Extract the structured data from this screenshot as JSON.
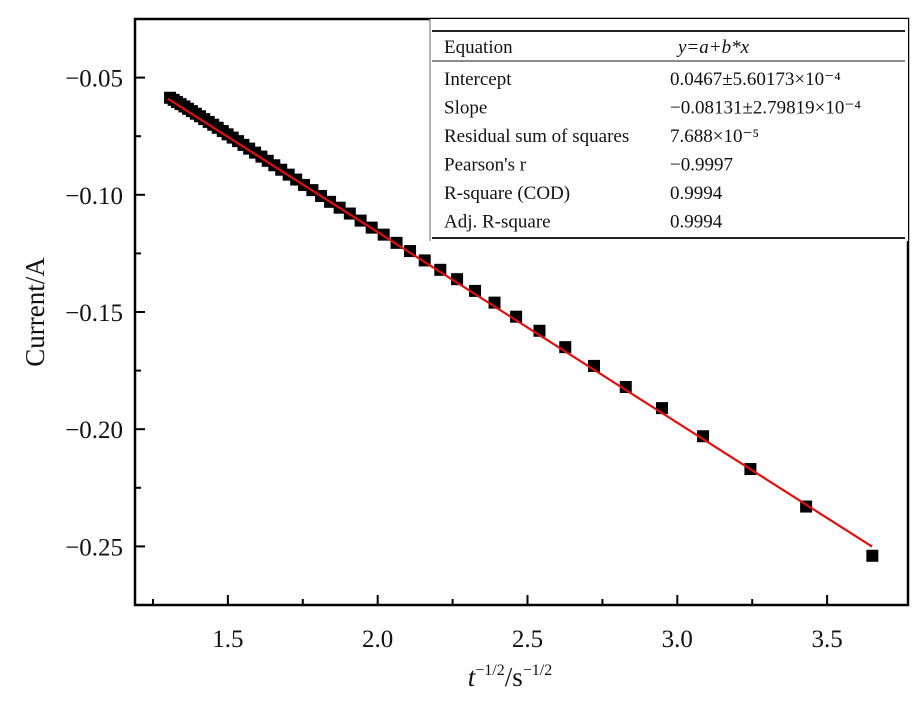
{
  "chart_data": {
    "type": "scatter",
    "title": "",
    "xlabel": {
      "base": "t",
      "sup1": "−1/2",
      "unit": "/s",
      "sup2": "−1/2"
    },
    "ylabel": "Current/A",
    "xlim": [
      1.19,
      3.77
    ],
    "ylim": [
      -0.275,
      -0.025
    ],
    "x_ticks": [
      1.5,
      2.0,
      2.5,
      3.0,
      3.5
    ],
    "x_tick_labels": [
      "1.5",
      "2.0",
      "2.5",
      "3.0",
      "3.5"
    ],
    "x_minor_ticks": [
      1.25,
      1.75,
      2.25,
      2.75,
      3.25
    ],
    "y_ticks": [
      -0.05,
      -0.1,
      -0.15,
      -0.2,
      -0.25
    ],
    "y_tick_labels": [
      "−0.05",
      "−0.10",
      "−0.15",
      "−0.20",
      "−0.25"
    ],
    "y_minor_ticks": [
      -0.075,
      -0.125,
      -0.175,
      -0.225
    ],
    "grid": false,
    "colors": {
      "points": "#000000",
      "fit": "#e01010",
      "axis": "#000000"
    },
    "series": [
      {
        "name": "data",
        "marker": "square",
        "x": [
          3.651,
          3.43,
          3.244,
          3.086,
          2.949,
          2.828,
          2.722,
          2.626,
          2.54,
          2.462,
          2.39,
          2.325,
          2.265,
          2.209,
          2.157,
          2.108,
          2.063,
          2.02,
          1.98,
          1.943,
          1.907,
          1.873,
          1.841,
          1.811,
          1.782,
          1.754,
          1.728,
          1.703,
          1.678,
          1.655,
          1.633,
          1.612,
          1.591,
          1.571,
          1.552,
          1.534,
          1.516,
          1.499,
          1.483,
          1.466,
          1.451,
          1.436,
          1.421,
          1.407,
          1.393,
          1.38,
          1.367,
          1.355,
          1.342,
          1.33,
          1.319,
          1.307
        ],
        "y": [
          -0.254,
          -0.233,
          -0.217,
          -0.203,
          -0.191,
          -0.182,
          -0.173,
          -0.165,
          -0.158,
          -0.152,
          -0.146,
          -0.141,
          -0.136,
          -0.132,
          -0.128,
          -0.124,
          -0.1205,
          -0.117,
          -0.114,
          -0.111,
          -0.108,
          -0.1055,
          -0.103,
          -0.1005,
          -0.098,
          -0.0958,
          -0.0935,
          -0.0914,
          -0.0893,
          -0.0874,
          -0.0855,
          -0.0837,
          -0.082,
          -0.0803,
          -0.0787,
          -0.0771,
          -0.0756,
          -0.0742,
          -0.0728,
          -0.0714,
          -0.0701,
          -0.0689,
          -0.0677,
          -0.0665,
          -0.0654,
          -0.0643,
          -0.0633,
          -0.0623,
          -0.0613,
          -0.0604,
          -0.0595,
          -0.0586
        ]
      },
      {
        "name": "linear fit",
        "type": "line",
        "intercept": 0.0467,
        "slope": -0.08131,
        "x_range": [
          1.3,
          3.65
        ]
      }
    ],
    "fit_table": {
      "header": [
        "Equation",
        "y=a+b*x"
      ],
      "rows": [
        [
          "Intercept",
          "0.0467±5.60173×10⁻⁴"
        ],
        [
          "Slope",
          "−0.08131±2.79819×10⁻⁴"
        ],
        [
          "Residual sum of squares",
          "7.688×10⁻⁵"
        ],
        [
          "Pearson's r",
          "−0.9997"
        ],
        [
          "R-square (COD)",
          "0.9994"
        ],
        [
          "Adj. R-square",
          "0.9994"
        ]
      ]
    }
  }
}
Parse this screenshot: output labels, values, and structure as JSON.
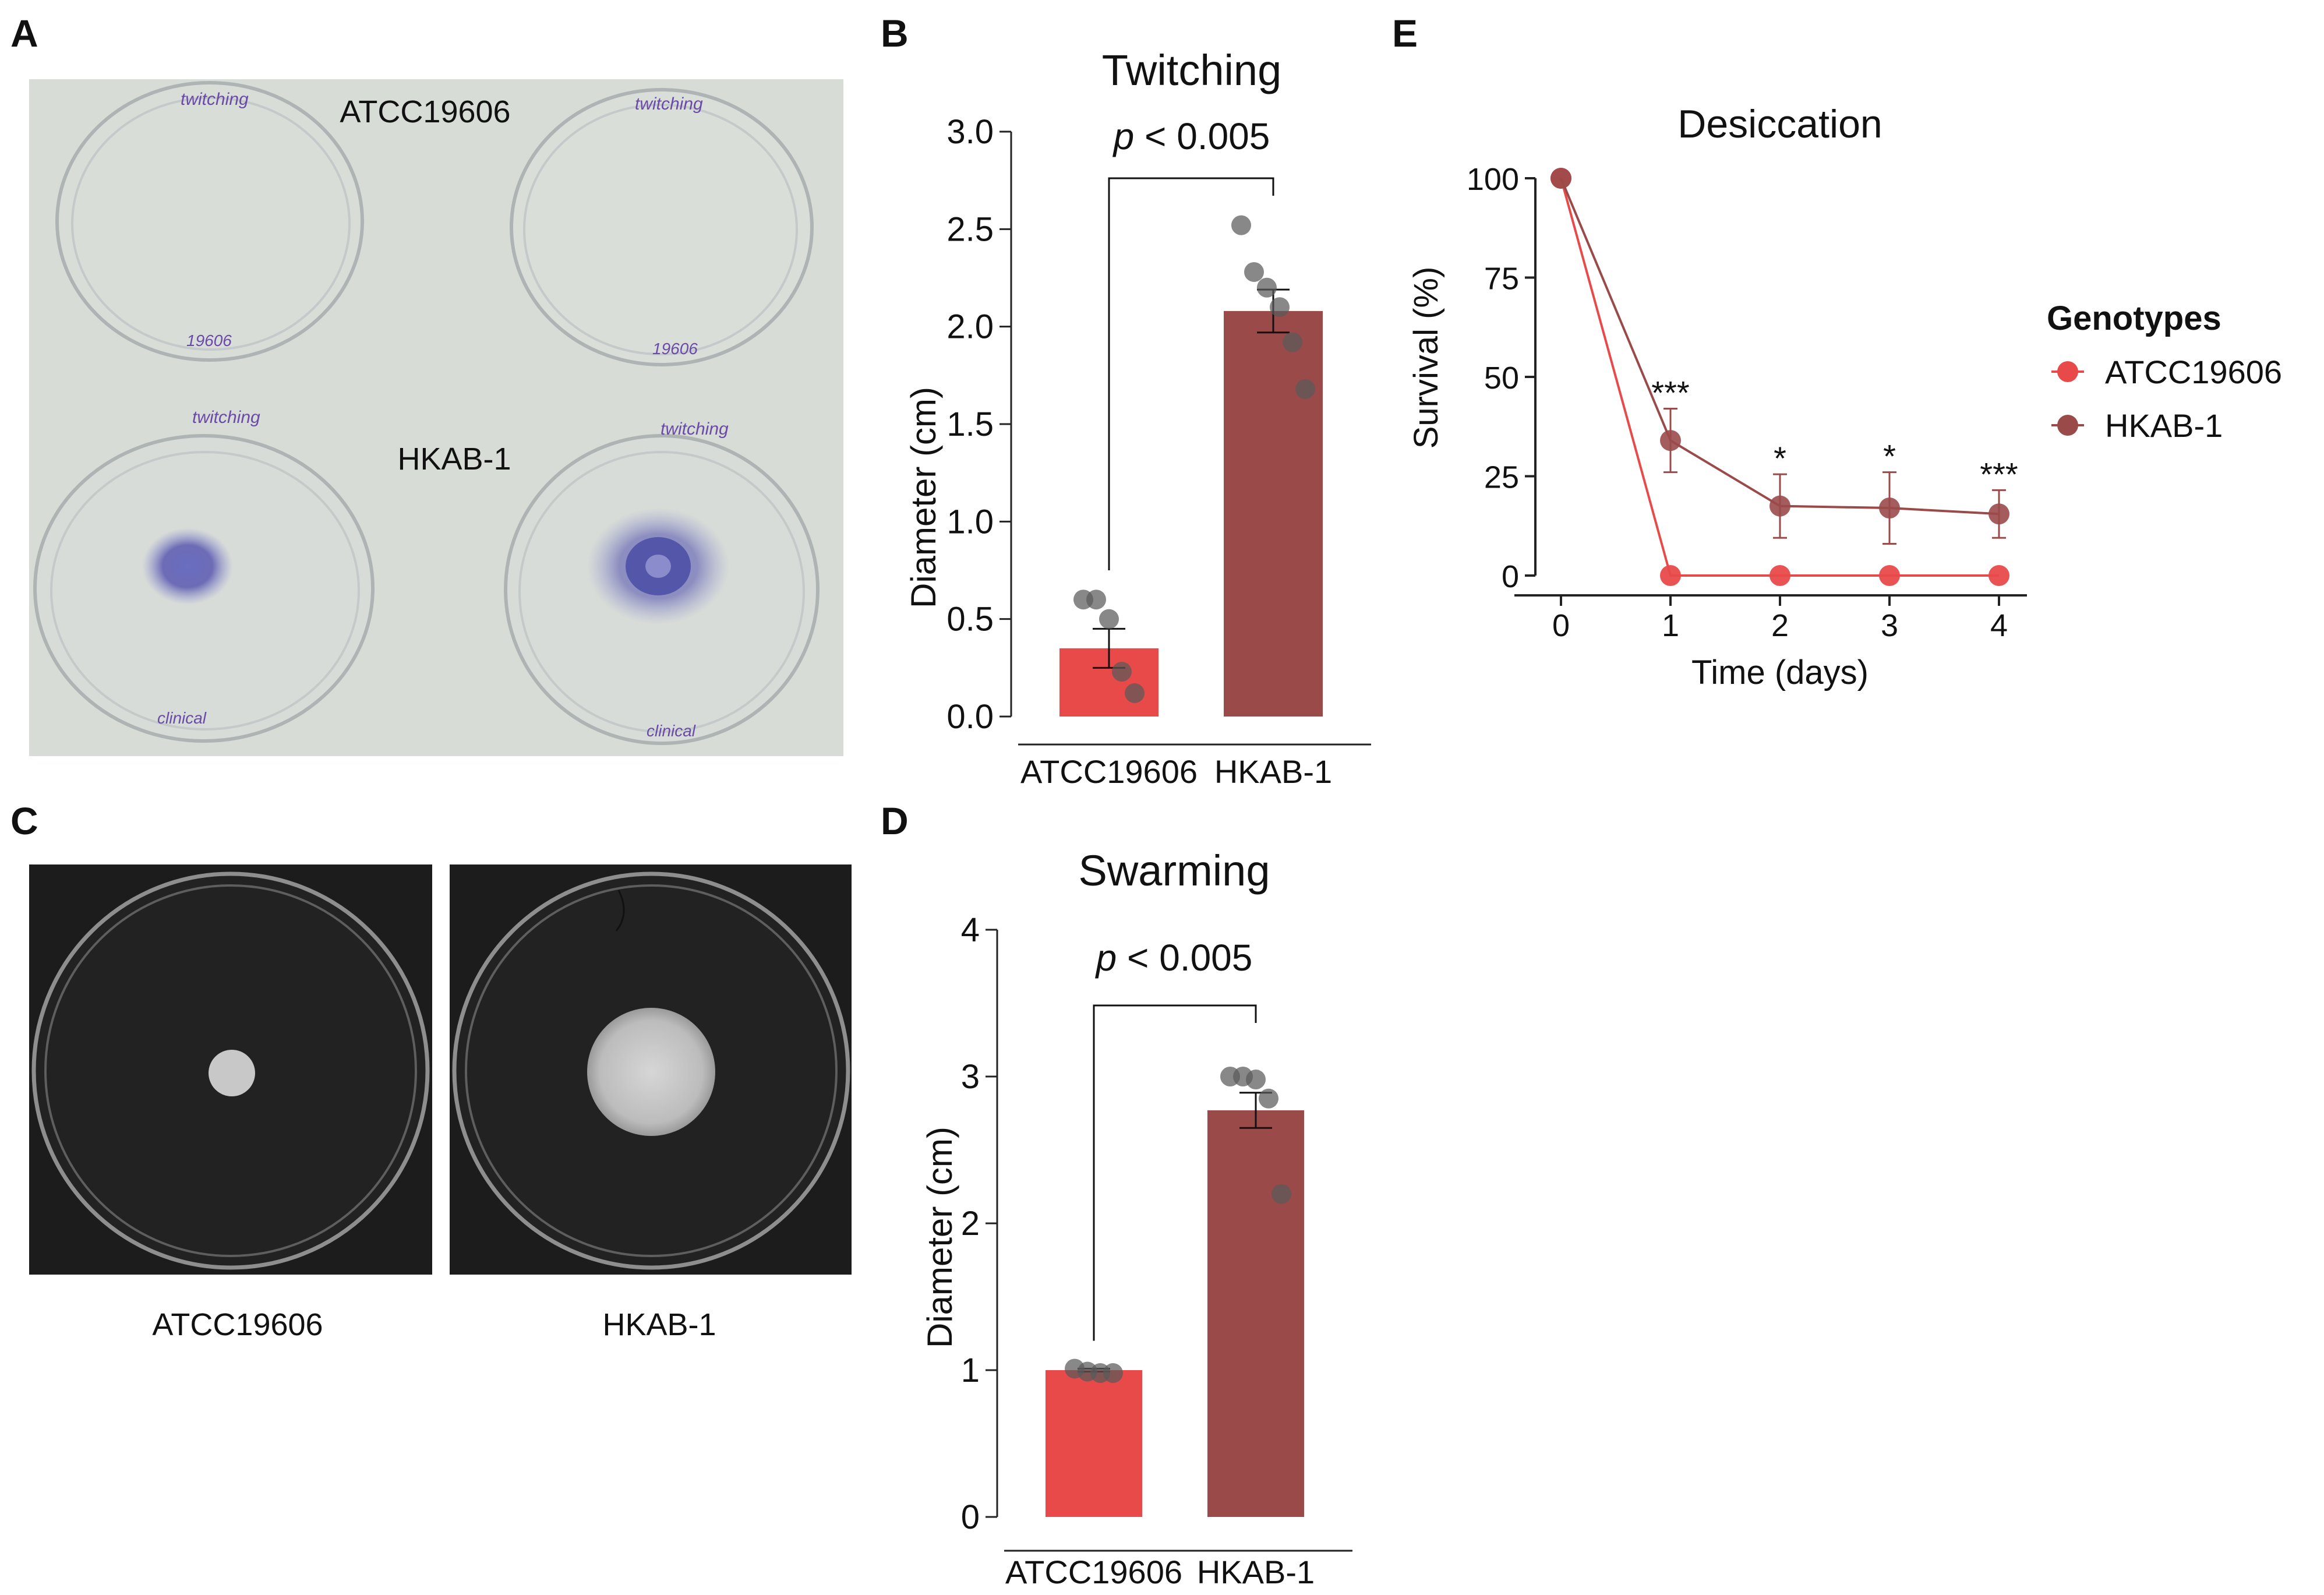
{
  "panels": {
    "a": {
      "letter": "A",
      "top_label": "ATCC19606",
      "bottom_label": "HKAB-1",
      "plate_writing": [
        "twitching",
        "19606",
        "clinical"
      ]
    },
    "b": {
      "letter": "B"
    },
    "c": {
      "letter": "C",
      "left_label": "ATCC19606",
      "right_label": "HKAB-1"
    },
    "d": {
      "letter": "D"
    },
    "e": {
      "letter": "E"
    }
  },
  "colors": {
    "atcc": "#e84a4a",
    "hkab": "#9b4a4a",
    "point": "#5a5a5a",
    "axis": "#222222"
  },
  "chart_data": [
    {
      "id": "twitching",
      "type": "bar",
      "title": "Twitching",
      "ylabel": "Diameter (cm)",
      "xlabel": "",
      "categories": [
        "ATCC19606",
        "HKAB-1"
      ],
      "values": [
        0.35,
        2.08
      ],
      "errors": [
        0.1,
        0.11
      ],
      "points": [
        [
          0.6,
          0.6,
          0.5,
          0.23,
          0.12
        ],
        [
          2.52,
          2.28,
          2.2,
          2.1,
          1.92,
          1.68
        ]
      ],
      "ylim": [
        0,
        3.0
      ],
      "yticks": [
        0.0,
        0.5,
        1.0,
        1.5,
        2.0,
        2.5,
        3.0
      ],
      "ytick_labels": [
        "0.0",
        "0.5",
        "1.0",
        "1.5",
        "2.0",
        "2.5",
        "3.0"
      ],
      "annotation": {
        "italic": "p",
        "text": " < 0.005"
      }
    },
    {
      "id": "swarming",
      "type": "bar",
      "title": "Swarming",
      "ylabel": "Diameter (cm)",
      "xlabel": "",
      "categories": [
        "ATCC19606",
        "HKAB-1"
      ],
      "values": [
        1.0,
        2.77
      ],
      "errors": [
        0.01,
        0.12
      ],
      "points": [
        [
          1.01,
          0.99,
          0.98,
          0.98
        ],
        [
          3.0,
          3.0,
          2.98,
          2.85,
          2.2
        ]
      ],
      "ylim": [
        0,
        4
      ],
      "yticks": [
        0,
        1,
        2,
        3,
        4
      ],
      "ytick_labels": [
        "0",
        "1",
        "2",
        "3",
        "4"
      ],
      "annotation": {
        "italic": "p",
        "text": " < 0.005"
      }
    },
    {
      "id": "desiccation",
      "type": "line",
      "title": "Desiccation",
      "xlabel": "Time (days)",
      "ylabel": "Survival (%)",
      "x": [
        0,
        1,
        2,
        3,
        4
      ],
      "xlim": [
        0,
        4
      ],
      "ylim": [
        0,
        100
      ],
      "yticks": [
        0,
        25,
        50,
        75,
        100
      ],
      "legend_title": "Genotypes",
      "legend_position": "right",
      "series": [
        {
          "name": "ATCC19606",
          "values": [
            100,
            0,
            0,
            0,
            0
          ],
          "errors": [
            0,
            0,
            0,
            0,
            0
          ]
        },
        {
          "name": "HKAB-1",
          "values": [
            100,
            34,
            17.5,
            17,
            15.5
          ],
          "errors": [
            0,
            8,
            8,
            9,
            6
          ]
        }
      ],
      "significance": [
        "",
        "***",
        "*",
        "*",
        "***"
      ]
    }
  ]
}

___

## REQUEST
Return the listing above unchanged, apart from dropping its pictures.

## ANSWER IN FULL
Extract the structured data from this screenshot as JSON.
{
  "chart_data": {
    "type": "scatter",
    "title": "",
    "xlabel": {
      "base": "t",
      "sup1": "−1/2",
      "unit": "/s",
      "sup2": "−1/2"
    },
    "ylabel": "Current/A",
    "xlim": [
      1.19,
      3.77
    ],
    "ylim": [
      -0.275,
      -0.025
    ],
    "x_ticks": [
      1.5,
      2.0,
      2.5,
      3.0,
      3.5
    ],
    "x_tick_labels": [
      "1.5",
      "2.0",
      "2.5",
      "3.0",
      "3.5"
    ],
    "x_minor_ticks": [
      1.25,
      1.75,
      2.25,
      2.75,
      3.25
    ],
    "y_ticks": [
      -0.05,
      -0.1,
      -0.15,
      -0.2,
      -0.25
    ],
    "y_tick_labels": [
      "−0.05",
      "−0.10",
      "−0.15",
      "−0.20",
      "−0.25"
    ],
    "y_minor_ticks": [
      -0.075,
      -0.125,
      -0.175,
      -0.225
    ],
    "grid": false,
    "colors": {
      "points": "#000000",
      "fit": "#e01010",
      "axis": "#000000"
    },
    "series": [
      {
        "name": "data",
        "marker": "square",
        "x": [
          3.651,
          3.43,
          3.244,
          3.086,
          2.949,
          2.828,
          2.722,
          2.626,
          2.54,
          2.462,
          2.39,
          2.325,
          2.265,
          2.209,
          2.157,
          2.108,
          2.063,
          2.02,
          1.98,
          1.943,
          1.907,
          1.873,
          1.841,
          1.811,
          1.782,
          1.754,
          1.728,
          1.703,
          1.678,
          1.655,
          1.633,
          1.612,
          1.591,
          1.571,
          1.552,
          1.534,
          1.516,
          1.499,
          1.483,
          1.466,
          1.451,
          1.436,
          1.421,
          1.407,
          1.393,
          1.38,
          1.367,
          1.355,
          1.342,
          1.33,
          1.319,
          1.307
        ],
        "y": [
          -0.254,
          -0.233,
          -0.217,
          -0.203,
          -0.191,
          -0.182,
          -0.173,
          -0.165,
          -0.158,
          -0.152,
          -0.146,
          -0.141,
          -0.136,
          -0.132,
          -0.128,
          -0.124,
          -0.1205,
          -0.117,
          -0.114,
          -0.111,
          -0.108,
          -0.1055,
          -0.103,
          -0.1005,
          -0.098,
          -0.0958,
          -0.0935,
          -0.0914,
          -0.0893,
          -0.0874,
          -0.0855,
          -0.0837,
          -0.082,
          -0.0803,
          -0.0787,
          -0.0771,
          -0.0756,
          -0.0742,
          -0.0728,
          -0.0714,
          -0.0701,
          -0.0689,
          -0.0677,
          -0.0665,
          -0.0654,
          -0.0643,
          -0.0633,
          -0.0623,
          -0.0613,
          -0.0604,
          -0.0595,
          -0.0586
        ]
      },
      {
        "name": "linear fit",
        "type": "line",
        "intercept": 0.0467,
        "slope": -0.08131,
        "x_range": [
          1.3,
          3.65
        ]
      }
    ],
    "fit_table": {
      "header": [
        "Equation",
        "y=a+b*x"
      ],
      "rows": [
        [
          "Intercept",
          "0.0467±5.60173×10⁻⁴"
        ],
        [
          "Slope",
          "−0.08131±2.79819×10⁻⁴"
        ],
        [
          "Residual sum of squares",
          "7.688×10⁻⁵"
        ],
        [
          "Pearson's r",
          "−0.9997"
        ],
        [
          "R-square (COD)",
          "0.9994"
        ],
        [
          "Adj. R-square",
          "0.9994"
        ]
      ]
    }
  }
}
Parse this screenshot: output labels, values, and structure as JSON.
{
  "panels": {
    "a": {
      "letter": "A",
      "top_label": "ATCC19606",
      "bottom_label": "HKAB-1",
      "plate_writing": [
        "twitching",
        "19606",
        "clinical"
      ]
    },
    "b": {
      "letter": "B"
    },
    "c": {
      "letter": "C",
      "left_label": "ATCC19606",
      "right_label": "HKAB-1"
    },
    "d": {
      "letter": "D"
    },
    "e": {
      "letter": "E"
    }
  },
  "colors": {
    "atcc": "#e84a4a",
    "hkab": "#9b4a4a",
    "point": "#5a5a5a",
    "axis": "#222222"
  },
  "chart_data": [
    {
      "id": "twitching",
      "type": "bar",
      "title": "Twitching",
      "ylabel": "Diameter (cm)",
      "xlabel": "",
      "categories": [
        "ATCC19606",
        "HKAB-1"
      ],
      "values": [
        0.35,
        2.08
      ],
      "errors": [
        0.1,
        0.11
      ],
      "points": [
        [
          0.6,
          0.6,
          0.5,
          0.23,
          0.12
        ],
        [
          2.52,
          2.28,
          2.2,
          2.1,
          1.92,
          1.68
        ]
      ],
      "ylim": [
        0,
        3.0
      ],
      "yticks": [
        0.0,
        0.5,
        1.0,
        1.5,
        2.0,
        2.5,
        3.0
      ],
      "ytick_labels": [
        "0.0",
        "0.5",
        "1.0",
        "1.5",
        "2.0",
        "2.5",
        "3.0"
      ],
      "annotation": {
        "italic": "p",
        "text": " < 0.005"
      }
    },
    {
      "id": "swarming",
      "type": "bar",
      "title": "Swarming",
      "ylabel": "Diameter (cm)",
      "xlabel": "",
      "categories": [
        "ATCC19606",
        "HKAB-1"
      ],
      "values": [
        1.0,
        2.77
      ],
      "errors": [
        0.01,
        0.12
      ],
      "points": [
        [
          1.01,
          0.99,
          0.98,
          0.98
        ],
        [
          3.0,
          3.0,
          2.98,
          2.85,
          2.2
        ]
      ],
      "ylim": [
        0,
        4
      ],
      "yticks": [
        0,
        1,
        2,
        3,
        4
      ],
      "ytick_labels": [
        "0",
        "1",
        "2",
        "3",
        "4"
      ],
      "annotation": {
        "italic": "p",
        "text": " < 0.005"
      }
    },
    {
      "id": "desiccation",
      "type": "line",
      "title": "Desiccation",
      "xlabel": "Time (days)",
      "ylabel": "Survival (%)",
      "x": [
        0,
        1,
        2,
        3,
        4
      ],
      "xlim": [
        0,
        4
      ],
      "ylim": [
        0,
        100
      ],
      "yticks": [
        0,
        25,
        50,
        75,
        100
      ],
      "legend_title": "Genotypes",
      "legend_position": "right",
      "series": [
        {
          "name": "ATCC19606",
          "values": [
            100,
            0,
            0,
            0,
            0
          ],
          "errors": [
            0,
            0,
            0,
            0,
            0
          ]
        },
        {
          "name": "HKAB-1",
          "values": [
            100,
            34,
            17.5,
            17,
            15.5
          ],
          "errors": [
            0,
            8,
            8,
            9,
            6
          ]
        }
      ],
      "significance": [
        "",
        "***",
        "*",
        "*",
        "***"
      ]
    }
  ]
}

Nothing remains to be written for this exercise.